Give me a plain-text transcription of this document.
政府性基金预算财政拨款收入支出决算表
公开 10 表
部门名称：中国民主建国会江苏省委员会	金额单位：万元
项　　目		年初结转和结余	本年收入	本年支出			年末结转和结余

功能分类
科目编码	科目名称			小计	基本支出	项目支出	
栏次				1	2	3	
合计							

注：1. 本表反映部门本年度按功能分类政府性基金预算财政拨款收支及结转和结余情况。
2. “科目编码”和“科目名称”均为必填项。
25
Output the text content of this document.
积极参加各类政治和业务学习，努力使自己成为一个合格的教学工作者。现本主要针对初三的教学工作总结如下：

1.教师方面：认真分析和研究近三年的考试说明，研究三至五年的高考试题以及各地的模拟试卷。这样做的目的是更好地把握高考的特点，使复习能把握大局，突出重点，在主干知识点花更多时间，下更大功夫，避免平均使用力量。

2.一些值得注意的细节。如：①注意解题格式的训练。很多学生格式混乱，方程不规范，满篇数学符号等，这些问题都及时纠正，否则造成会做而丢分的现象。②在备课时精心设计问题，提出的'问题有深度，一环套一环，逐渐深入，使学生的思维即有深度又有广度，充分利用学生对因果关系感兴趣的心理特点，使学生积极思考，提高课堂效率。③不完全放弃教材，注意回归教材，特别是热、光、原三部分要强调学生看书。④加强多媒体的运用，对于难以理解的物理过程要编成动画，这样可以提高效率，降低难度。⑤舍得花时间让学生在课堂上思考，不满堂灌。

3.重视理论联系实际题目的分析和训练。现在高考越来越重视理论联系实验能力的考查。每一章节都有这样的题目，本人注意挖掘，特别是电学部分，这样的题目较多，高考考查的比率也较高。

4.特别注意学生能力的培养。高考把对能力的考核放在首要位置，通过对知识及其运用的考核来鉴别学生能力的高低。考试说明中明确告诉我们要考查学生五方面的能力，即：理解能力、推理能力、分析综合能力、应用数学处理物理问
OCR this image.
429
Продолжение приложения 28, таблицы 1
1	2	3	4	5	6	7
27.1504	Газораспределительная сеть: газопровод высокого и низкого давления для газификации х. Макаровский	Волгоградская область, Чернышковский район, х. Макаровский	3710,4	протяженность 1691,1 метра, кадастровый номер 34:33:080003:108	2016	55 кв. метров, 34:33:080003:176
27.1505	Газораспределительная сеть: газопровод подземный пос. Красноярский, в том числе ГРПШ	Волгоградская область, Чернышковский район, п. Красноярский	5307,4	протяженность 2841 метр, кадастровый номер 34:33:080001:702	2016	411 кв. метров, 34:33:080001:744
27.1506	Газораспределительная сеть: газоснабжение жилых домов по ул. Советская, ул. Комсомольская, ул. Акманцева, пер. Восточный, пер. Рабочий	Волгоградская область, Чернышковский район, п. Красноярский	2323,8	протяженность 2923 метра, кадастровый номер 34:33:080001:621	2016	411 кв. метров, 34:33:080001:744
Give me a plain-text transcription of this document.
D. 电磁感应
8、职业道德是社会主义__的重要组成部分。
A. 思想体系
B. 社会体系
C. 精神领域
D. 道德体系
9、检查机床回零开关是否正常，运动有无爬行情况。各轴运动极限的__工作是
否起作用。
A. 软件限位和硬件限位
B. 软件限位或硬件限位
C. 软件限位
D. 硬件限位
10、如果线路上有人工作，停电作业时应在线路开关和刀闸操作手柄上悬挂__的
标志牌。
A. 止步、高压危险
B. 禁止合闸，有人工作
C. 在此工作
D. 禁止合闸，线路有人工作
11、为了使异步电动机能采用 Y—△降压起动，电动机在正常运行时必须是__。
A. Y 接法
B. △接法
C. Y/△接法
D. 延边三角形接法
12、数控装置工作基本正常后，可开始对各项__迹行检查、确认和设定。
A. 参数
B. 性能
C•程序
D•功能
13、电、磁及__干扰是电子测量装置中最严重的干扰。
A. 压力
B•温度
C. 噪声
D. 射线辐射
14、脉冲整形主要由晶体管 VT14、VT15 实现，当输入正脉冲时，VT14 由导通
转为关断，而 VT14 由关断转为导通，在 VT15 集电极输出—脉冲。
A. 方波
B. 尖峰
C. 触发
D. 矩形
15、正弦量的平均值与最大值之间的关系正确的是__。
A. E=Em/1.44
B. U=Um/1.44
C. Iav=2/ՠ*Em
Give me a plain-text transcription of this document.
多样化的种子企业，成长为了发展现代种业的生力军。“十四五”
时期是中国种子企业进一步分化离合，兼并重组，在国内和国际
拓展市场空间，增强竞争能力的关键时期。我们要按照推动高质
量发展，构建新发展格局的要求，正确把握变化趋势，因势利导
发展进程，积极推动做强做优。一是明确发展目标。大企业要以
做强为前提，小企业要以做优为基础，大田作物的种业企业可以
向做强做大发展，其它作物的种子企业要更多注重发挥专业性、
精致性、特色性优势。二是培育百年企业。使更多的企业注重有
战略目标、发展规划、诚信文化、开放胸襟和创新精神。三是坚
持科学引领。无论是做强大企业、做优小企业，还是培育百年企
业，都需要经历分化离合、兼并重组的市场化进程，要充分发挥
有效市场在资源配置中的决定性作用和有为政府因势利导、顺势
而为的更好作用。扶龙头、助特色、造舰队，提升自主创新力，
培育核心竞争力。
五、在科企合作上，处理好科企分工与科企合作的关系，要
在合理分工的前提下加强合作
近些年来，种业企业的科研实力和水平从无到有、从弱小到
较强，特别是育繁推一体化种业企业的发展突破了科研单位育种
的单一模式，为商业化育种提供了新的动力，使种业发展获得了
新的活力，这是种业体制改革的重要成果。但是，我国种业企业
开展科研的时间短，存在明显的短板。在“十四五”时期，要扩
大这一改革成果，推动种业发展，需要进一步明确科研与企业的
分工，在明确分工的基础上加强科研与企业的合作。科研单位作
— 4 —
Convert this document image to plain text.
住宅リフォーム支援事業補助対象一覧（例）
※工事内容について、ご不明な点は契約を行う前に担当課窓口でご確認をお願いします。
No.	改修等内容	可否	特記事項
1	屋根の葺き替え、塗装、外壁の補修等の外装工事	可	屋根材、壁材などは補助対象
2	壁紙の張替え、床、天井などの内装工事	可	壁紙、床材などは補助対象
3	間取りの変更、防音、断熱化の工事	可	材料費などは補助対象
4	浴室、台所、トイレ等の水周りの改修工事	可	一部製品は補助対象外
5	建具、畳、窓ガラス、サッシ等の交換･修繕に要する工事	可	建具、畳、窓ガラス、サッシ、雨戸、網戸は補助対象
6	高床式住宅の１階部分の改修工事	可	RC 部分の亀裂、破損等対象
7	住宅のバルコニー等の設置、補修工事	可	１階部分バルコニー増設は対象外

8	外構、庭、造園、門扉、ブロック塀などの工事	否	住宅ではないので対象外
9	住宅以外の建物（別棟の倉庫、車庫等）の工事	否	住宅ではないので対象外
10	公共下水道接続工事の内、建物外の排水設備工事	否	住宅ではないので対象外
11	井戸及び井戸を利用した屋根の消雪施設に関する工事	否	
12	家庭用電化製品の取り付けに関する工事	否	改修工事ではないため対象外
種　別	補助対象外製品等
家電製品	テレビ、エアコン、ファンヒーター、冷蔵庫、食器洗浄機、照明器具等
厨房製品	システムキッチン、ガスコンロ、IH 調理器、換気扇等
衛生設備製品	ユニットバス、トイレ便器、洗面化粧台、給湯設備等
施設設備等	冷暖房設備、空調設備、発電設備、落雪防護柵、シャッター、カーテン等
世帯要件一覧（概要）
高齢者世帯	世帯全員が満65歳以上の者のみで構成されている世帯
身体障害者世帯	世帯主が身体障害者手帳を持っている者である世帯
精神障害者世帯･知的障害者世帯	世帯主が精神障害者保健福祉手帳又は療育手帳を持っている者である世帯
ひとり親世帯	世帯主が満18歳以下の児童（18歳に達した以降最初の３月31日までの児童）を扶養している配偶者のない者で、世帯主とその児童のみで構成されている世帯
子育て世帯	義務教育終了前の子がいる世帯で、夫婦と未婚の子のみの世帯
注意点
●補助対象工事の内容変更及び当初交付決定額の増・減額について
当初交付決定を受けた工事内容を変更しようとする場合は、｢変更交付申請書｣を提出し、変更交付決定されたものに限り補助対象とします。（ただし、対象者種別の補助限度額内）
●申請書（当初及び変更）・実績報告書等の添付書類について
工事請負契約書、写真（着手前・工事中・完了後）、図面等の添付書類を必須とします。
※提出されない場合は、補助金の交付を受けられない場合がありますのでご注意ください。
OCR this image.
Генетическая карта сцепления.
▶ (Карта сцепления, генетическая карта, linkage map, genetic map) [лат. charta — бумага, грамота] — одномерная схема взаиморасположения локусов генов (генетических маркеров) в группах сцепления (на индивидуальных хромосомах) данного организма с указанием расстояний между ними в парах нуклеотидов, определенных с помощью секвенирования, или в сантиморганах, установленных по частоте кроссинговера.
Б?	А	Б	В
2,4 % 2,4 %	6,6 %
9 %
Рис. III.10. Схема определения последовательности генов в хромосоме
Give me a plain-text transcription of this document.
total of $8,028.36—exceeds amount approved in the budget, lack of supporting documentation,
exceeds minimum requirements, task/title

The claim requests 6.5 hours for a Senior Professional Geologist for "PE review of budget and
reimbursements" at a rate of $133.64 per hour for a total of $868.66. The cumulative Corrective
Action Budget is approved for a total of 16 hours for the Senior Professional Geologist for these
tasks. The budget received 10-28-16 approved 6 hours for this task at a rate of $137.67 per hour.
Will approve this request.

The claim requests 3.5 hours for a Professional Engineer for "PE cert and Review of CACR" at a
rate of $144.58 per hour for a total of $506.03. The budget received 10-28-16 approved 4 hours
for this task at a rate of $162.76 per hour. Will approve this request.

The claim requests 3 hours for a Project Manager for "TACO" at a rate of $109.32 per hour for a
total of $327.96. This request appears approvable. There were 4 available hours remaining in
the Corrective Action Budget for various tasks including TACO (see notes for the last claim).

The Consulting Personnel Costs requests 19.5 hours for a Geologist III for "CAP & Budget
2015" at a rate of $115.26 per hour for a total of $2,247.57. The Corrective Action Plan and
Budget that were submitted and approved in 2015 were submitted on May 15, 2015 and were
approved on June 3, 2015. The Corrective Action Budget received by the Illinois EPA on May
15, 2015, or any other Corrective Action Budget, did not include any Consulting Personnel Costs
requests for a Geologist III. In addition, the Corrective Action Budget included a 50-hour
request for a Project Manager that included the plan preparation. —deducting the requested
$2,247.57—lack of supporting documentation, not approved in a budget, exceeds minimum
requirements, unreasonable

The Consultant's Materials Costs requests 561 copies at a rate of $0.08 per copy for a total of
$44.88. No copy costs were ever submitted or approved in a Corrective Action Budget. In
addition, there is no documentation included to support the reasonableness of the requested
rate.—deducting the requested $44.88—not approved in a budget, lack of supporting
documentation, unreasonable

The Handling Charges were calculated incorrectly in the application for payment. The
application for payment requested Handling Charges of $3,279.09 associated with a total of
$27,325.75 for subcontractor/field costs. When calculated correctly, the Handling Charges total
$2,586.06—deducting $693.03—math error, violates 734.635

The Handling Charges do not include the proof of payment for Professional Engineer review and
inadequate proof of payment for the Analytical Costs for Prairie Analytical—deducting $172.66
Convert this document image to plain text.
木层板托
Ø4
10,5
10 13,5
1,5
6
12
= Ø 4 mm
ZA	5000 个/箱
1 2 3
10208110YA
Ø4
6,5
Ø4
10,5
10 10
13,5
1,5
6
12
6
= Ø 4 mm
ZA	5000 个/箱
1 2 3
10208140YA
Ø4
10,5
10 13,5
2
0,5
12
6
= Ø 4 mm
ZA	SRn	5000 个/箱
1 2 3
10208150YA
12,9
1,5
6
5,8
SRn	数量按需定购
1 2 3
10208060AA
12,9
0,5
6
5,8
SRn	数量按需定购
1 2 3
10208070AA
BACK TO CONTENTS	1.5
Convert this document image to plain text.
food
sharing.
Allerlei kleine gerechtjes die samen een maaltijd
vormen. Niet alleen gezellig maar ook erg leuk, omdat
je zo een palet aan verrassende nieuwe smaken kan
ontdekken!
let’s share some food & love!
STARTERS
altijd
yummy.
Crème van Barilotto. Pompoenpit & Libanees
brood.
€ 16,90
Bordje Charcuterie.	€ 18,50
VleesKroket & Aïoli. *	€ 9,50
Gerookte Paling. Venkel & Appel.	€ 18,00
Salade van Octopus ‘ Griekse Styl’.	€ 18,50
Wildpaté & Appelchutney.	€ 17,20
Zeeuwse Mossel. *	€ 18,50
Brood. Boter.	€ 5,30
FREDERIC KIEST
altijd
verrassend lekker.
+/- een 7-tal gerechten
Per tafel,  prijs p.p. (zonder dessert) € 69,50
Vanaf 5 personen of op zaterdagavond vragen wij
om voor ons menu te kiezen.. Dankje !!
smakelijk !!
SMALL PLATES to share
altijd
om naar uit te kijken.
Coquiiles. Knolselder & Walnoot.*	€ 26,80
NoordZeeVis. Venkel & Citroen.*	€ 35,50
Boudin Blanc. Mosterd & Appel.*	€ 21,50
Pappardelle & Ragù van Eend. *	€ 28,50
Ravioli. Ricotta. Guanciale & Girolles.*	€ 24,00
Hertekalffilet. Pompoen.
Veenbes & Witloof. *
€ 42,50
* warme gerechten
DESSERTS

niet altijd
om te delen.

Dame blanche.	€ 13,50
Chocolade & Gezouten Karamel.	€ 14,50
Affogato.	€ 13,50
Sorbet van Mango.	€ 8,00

----------------

§ **Stated exercise**: Reproduce each line of the entries in which the word "documentation" is found.

§ **The result**:
total of $8,028.36—exceeds amount approved in the budget, lack of supporting documentation,
$2,247.57—lack of supporting documentation, not approved in a budget, exceeds minimum
addition, there is no documentation included to support the reasonableness of the requested
documentation, unreasonable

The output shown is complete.